= Work to do =
Only the number is wanted: how many lines hold the word "Expression"?

##### Supplied material

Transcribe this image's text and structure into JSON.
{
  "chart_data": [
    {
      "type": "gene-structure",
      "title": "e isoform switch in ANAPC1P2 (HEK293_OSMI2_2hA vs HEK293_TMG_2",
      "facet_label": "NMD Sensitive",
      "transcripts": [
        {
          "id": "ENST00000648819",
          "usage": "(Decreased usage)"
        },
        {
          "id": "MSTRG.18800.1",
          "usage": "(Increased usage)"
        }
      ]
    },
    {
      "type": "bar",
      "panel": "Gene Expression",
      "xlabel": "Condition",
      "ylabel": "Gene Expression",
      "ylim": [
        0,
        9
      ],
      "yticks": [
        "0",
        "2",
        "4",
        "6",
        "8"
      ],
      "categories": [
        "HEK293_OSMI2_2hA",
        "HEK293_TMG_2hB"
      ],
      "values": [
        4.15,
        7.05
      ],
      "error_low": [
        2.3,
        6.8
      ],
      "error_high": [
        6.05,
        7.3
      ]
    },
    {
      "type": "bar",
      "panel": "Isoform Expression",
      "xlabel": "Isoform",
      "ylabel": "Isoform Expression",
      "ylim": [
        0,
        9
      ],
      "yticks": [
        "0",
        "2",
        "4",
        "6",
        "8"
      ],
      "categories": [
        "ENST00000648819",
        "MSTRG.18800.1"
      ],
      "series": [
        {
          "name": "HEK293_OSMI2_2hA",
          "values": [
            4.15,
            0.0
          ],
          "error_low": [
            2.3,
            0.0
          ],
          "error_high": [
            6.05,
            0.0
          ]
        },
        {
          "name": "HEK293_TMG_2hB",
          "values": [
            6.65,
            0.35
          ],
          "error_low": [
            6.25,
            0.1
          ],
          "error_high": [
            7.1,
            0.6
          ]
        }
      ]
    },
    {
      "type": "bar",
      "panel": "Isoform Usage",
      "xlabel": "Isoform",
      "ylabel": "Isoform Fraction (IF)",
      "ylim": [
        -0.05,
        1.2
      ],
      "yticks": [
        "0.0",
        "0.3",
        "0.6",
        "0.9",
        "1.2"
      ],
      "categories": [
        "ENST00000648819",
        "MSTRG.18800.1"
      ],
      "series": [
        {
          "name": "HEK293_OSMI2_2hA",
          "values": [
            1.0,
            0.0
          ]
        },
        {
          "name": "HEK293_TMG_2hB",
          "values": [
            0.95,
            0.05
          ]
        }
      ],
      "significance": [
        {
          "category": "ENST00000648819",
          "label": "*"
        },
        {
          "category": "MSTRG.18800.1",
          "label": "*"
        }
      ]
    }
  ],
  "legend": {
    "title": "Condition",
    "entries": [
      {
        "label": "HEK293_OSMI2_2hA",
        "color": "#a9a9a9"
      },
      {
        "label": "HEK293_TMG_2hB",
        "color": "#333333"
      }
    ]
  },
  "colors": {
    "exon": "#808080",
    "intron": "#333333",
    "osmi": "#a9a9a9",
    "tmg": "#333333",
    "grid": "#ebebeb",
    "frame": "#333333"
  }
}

##########

= Task result =
4